What is expected >> Give only the number of lines that hold the word "name".

--- start Records for the task ---

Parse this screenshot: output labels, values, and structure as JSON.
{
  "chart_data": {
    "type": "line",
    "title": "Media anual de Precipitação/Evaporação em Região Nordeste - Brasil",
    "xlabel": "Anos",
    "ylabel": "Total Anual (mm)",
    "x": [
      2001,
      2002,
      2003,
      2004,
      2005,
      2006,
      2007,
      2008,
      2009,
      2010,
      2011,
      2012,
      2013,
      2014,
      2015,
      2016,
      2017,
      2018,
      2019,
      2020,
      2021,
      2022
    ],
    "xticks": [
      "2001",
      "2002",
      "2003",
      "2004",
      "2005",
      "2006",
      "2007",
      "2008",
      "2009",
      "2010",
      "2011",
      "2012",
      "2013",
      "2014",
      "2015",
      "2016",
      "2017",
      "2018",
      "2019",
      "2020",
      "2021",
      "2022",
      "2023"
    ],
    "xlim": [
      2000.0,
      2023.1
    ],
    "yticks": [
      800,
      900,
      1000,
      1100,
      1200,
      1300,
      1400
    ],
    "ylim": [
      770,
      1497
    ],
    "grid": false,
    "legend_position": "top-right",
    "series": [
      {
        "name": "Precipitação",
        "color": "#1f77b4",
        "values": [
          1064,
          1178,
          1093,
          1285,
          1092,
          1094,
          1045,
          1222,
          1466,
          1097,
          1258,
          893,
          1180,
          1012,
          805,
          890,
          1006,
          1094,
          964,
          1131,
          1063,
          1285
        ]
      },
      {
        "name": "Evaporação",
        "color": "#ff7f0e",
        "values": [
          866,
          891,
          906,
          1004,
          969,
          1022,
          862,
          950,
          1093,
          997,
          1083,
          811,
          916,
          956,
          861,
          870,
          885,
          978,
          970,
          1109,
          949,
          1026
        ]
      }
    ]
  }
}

--- end Records for the task ---

The solution >> 2